[Entries from a dataset]
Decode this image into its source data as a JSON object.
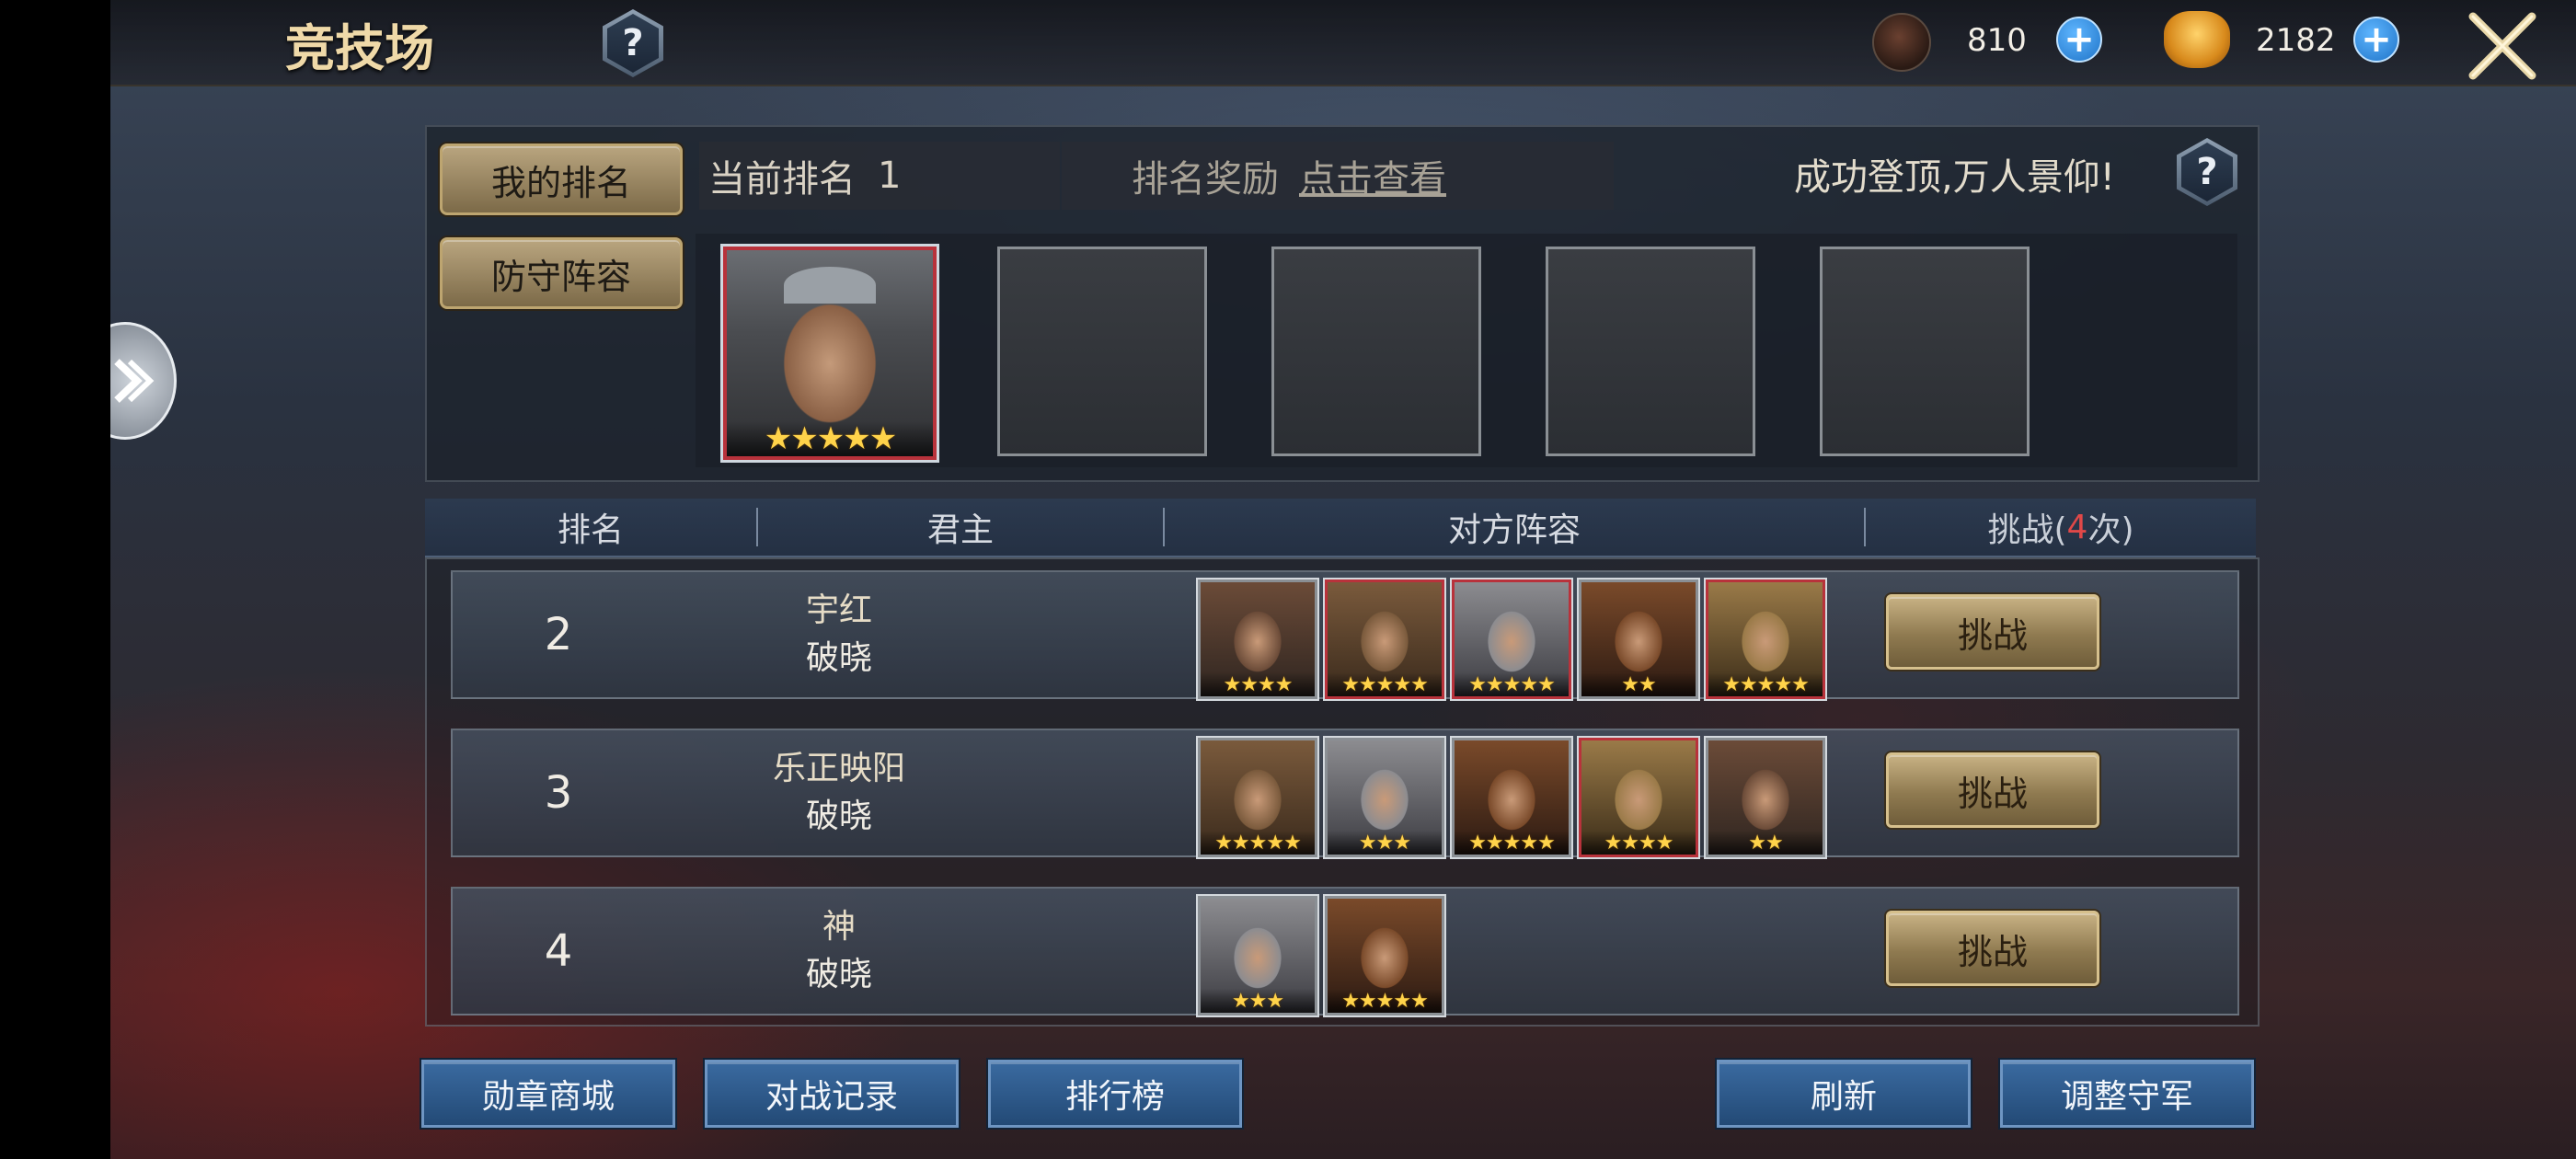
{
  "header": {
    "title": "竞技场",
    "resources": [
      {
        "icon": "medal-icon",
        "value": "810"
      },
      {
        "icon": "gold-ingot-icon",
        "value": "2182"
      }
    ]
  },
  "rank_panel": {
    "my_rank_tab": "我的排名",
    "defense_tab": "防守阵容",
    "current_rank_label": "当前排名",
    "current_rank_value": "1",
    "reward_label": "排名奖励",
    "reward_link": "点击查看",
    "top_message": "成功登顶,万人景仰!",
    "defense_hero_stars": "★★★★★"
  },
  "table": {
    "headers": {
      "rank": "排名",
      "lord": "君主",
      "lineup": "对方阵容",
      "challenge_prefix": "挑战(",
      "challenge_count": "4",
      "challenge_suffix": "次)"
    },
    "rows": [
      {
        "rank": "2",
        "name": "宇红",
        "server": "破晓",
        "button": "挑战",
        "heroes": [
          {
            "stars": "★★★★",
            "frame": "silver"
          },
          {
            "stars": "★★★★★",
            "frame": "red"
          },
          {
            "stars": "★★★★★",
            "frame": "red"
          },
          {
            "stars": "★★",
            "frame": "silver"
          },
          {
            "stars": "★★★★★",
            "frame": "red"
          }
        ]
      },
      {
        "rank": "3",
        "name": "乐正映阳",
        "server": "破晓",
        "button": "挑战",
        "heroes": [
          {
            "stars": "★★★★★",
            "frame": "silver"
          },
          {
            "stars": "★★★",
            "frame": "silver"
          },
          {
            "stars": "★★★★★",
            "frame": "silver"
          },
          {
            "stars": "★★★★",
            "frame": "red"
          },
          {
            "stars": "★★",
            "frame": "silver"
          }
        ]
      },
      {
        "rank": "4",
        "name": "神",
        "server": "破晓",
        "button": "挑战",
        "heroes": [
          {
            "stars": "★★★",
            "frame": "silver"
          },
          {
            "stars": "★★★★★",
            "frame": "silver"
          }
        ]
      }
    ]
  },
  "bottom_buttons": {
    "medal_shop": "勋章商城",
    "battle_log": "对战记录",
    "leaderboard": "排行榜",
    "refresh": "刷新",
    "adjust_defense": "调整守军"
  },
  "colors": {
    "accent_gold": "#c8b284",
    "challenge_count": "#e04848",
    "blue_button": "#2f5e92"
  }
}
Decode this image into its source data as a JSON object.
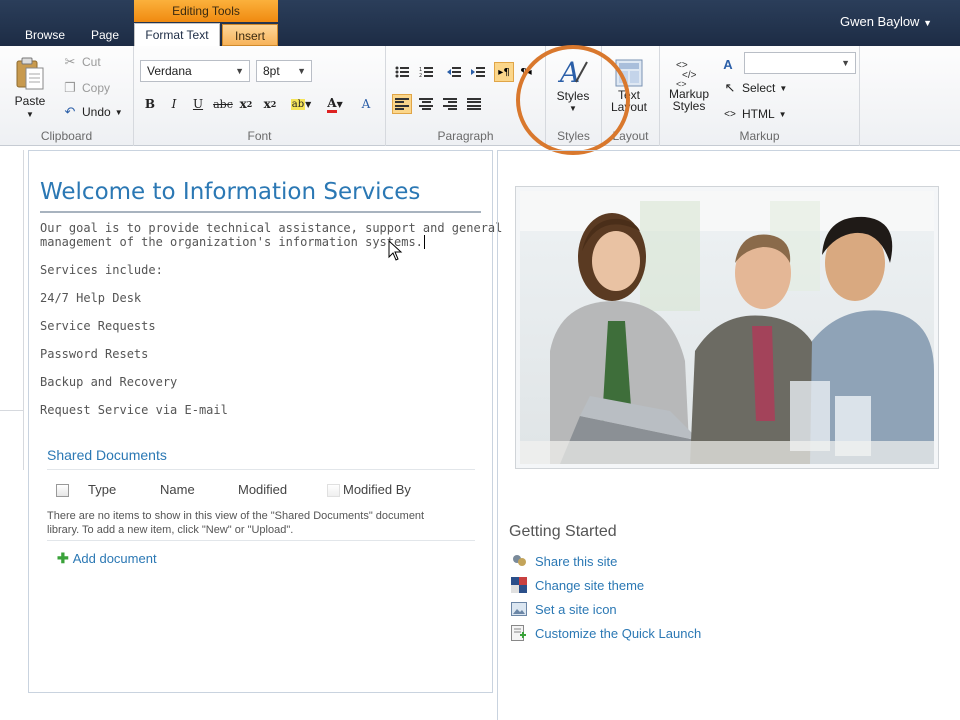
{
  "app": {
    "user": "Gwen Baylow"
  },
  "tabs": {
    "browse": "Browse",
    "page": "Page",
    "context_label": "Editing Tools",
    "format_text": "Format Text",
    "insert": "Insert"
  },
  "ribbon": {
    "clipboard": {
      "label": "Clipboard",
      "paste": "Paste",
      "cut": "Cut",
      "copy": "Copy",
      "undo": "Undo"
    },
    "font": {
      "label": "Font",
      "family": "Verdana",
      "size": "8pt"
    },
    "paragraph": {
      "label": "Paragraph"
    },
    "styles": {
      "label": "Styles",
      "styles_button": "Styles"
    },
    "layout": {
      "label": "Layout",
      "text_layout": "Text Layout"
    },
    "markup": {
      "label": "Markup",
      "markup_styles": "Markup Styles",
      "select": "Select",
      "html": "HTML"
    }
  },
  "content": {
    "title": "Welcome to Information Services",
    "intro_1": "Our goal is to provide technical assistance, support and general",
    "intro_2": "management of the organization's information systems.",
    "services_heading": "Services include:",
    "services": [
      "24/7 Help Desk",
      "Service Requests",
      "Password Resets",
      "Backup and Recovery",
      "Request Service via E-mail"
    ]
  },
  "shared_documents": {
    "title": "Shared Documents",
    "columns": [
      "Type",
      "Name",
      "Modified",
      "Modified By"
    ],
    "empty_1": "There are no items to show in this view of the \"Shared Documents\" document",
    "empty_2": "library. To add a new item, click \"New\" or \"Upload\".",
    "add": "Add document"
  },
  "getting_started": {
    "title": "Getting Started",
    "links": [
      "Share this site",
      "Change site theme",
      "Set a site icon",
      "Customize the Quick Launch"
    ]
  },
  "colors": {
    "accent": "#2b78b4",
    "context_tab": "#f5a024",
    "highlight_circle": "#d9782d",
    "topbar": "#22344f"
  }
}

* What this task involves *
Repeat the records above exactly, leaving out the pictures.

* Complete output *
Decode this image into its source data as a JSON object.
{
  "header": {
    "title": "竞技场",
    "resources": [
      {
        "icon": "medal-icon",
        "value": "810"
      },
      {
        "icon": "gold-ingot-icon",
        "value": "2182"
      }
    ]
  },
  "rank_panel": {
    "my_rank_tab": "我的排名",
    "defense_tab": "防守阵容",
    "current_rank_label": "当前排名",
    "current_rank_value": "1",
    "reward_label": "排名奖励",
    "reward_link": "点击查看",
    "top_message": "成功登顶,万人景仰!",
    "defense_hero_stars": "★★★★★"
  },
  "table": {
    "headers": {
      "rank": "排名",
      "lord": "君主",
      "lineup": "对方阵容",
      "challenge_prefix": "挑战(",
      "challenge_count": "4",
      "challenge_suffix": "次)"
    },
    "rows": [
      {
        "rank": "2",
        "name": "宇红",
        "server": "破晓",
        "button": "挑战",
        "heroes": [
          {
            "stars": "★★★★",
            "frame": "silver"
          },
          {
            "stars": "★★★★★",
            "frame": "red"
          },
          {
            "stars": "★★★★★",
            "frame": "red"
          },
          {
            "stars": "★★",
            "frame": "silver"
          },
          {
            "stars": "★★★★★",
            "frame": "red"
          }
        ]
      },
      {
        "rank": "3",
        "name": "乐正映阳",
        "server": "破晓",
        "button": "挑战",
        "heroes": [
          {
            "stars": "★★★★★",
            "frame": "silver"
          },
          {
            "stars": "★★★",
            "frame": "silver"
          },
          {
            "stars": "★★★★★",
            "frame": "silver"
          },
          {
            "stars": "★★★★",
            "frame": "red"
          },
          {
            "stars": "★★",
            "frame": "silver"
          }
        ]
      },
      {
        "rank": "4",
        "name": "神",
        "server": "破晓",
        "button": "挑战",
        "heroes": [
          {
            "stars": "★★★",
            "frame": "silver"
          },
          {
            "stars": "★★★★★",
            "frame": "silver"
          }
        ]
      }
    ]
  },
  "bottom_buttons": {
    "medal_shop": "勋章商城",
    "battle_log": "对战记录",
    "leaderboard": "排行榜",
    "refresh": "刷新",
    "adjust_defense": "调整守军"
  },
  "colors": {
    "accent_gold": "#c8b284",
    "challenge_count": "#e04848",
    "blue_button": "#2f5e92"
  }
}
Decode this image into its source data as a JSON object.
{
  "app": {
    "user": "Gwen Baylow"
  },
  "tabs": {
    "browse": "Browse",
    "page": "Page",
    "context_label": "Editing Tools",
    "format_text": "Format Text",
    "insert": "Insert"
  },
  "ribbon": {
    "clipboard": {
      "label": "Clipboard",
      "paste": "Paste",
      "cut": "Cut",
      "copy": "Copy",
      "undo": "Undo"
    },
    "font": {
      "label": "Font",
      "family": "Verdana",
      "size": "8pt"
    },
    "paragraph": {
      "label": "Paragraph"
    },
    "styles": {
      "label": "Styles",
      "styles_button": "Styles"
    },
    "layout": {
      "label": "Layout",
      "text_layout": "Text Layout"
    },
    "markup": {
      "label": "Markup",
      "markup_styles": "Markup Styles",
      "select": "Select",
      "html": "HTML"
    }
  },
  "content": {
    "title": "Welcome to Information Services",
    "intro_1": "Our goal is to provide technical assistance, support and general",
    "intro_2": "management of the organization's information systems.",
    "services_heading": "Services include:",
    "services": [
      "24/7 Help Desk",
      "Service Requests",
      "Password Resets",
      "Backup and Recovery",
      "Request Service via E-mail"
    ]
  },
  "shared_documents": {
    "title": "Shared Documents",
    "columns": [
      "Type",
      "Name",
      "Modified",
      "Modified By"
    ],
    "empty_1": "There are no items to show in this view of the \"Shared Documents\" document",
    "empty_2": "library. To add a new item, click \"New\" or \"Upload\".",
    "add": "Add document"
  },
  "getting_started": {
    "title": "Getting Started",
    "links": [
      "Share this site",
      "Change site theme",
      "Set a site icon",
      "Customize the Quick Launch"
    ]
  },
  "colors": {
    "accent": "#2b78b4",
    "context_tab": "#f5a024",
    "highlight_circle": "#d9782d",
    "topbar": "#22344f"
  }
}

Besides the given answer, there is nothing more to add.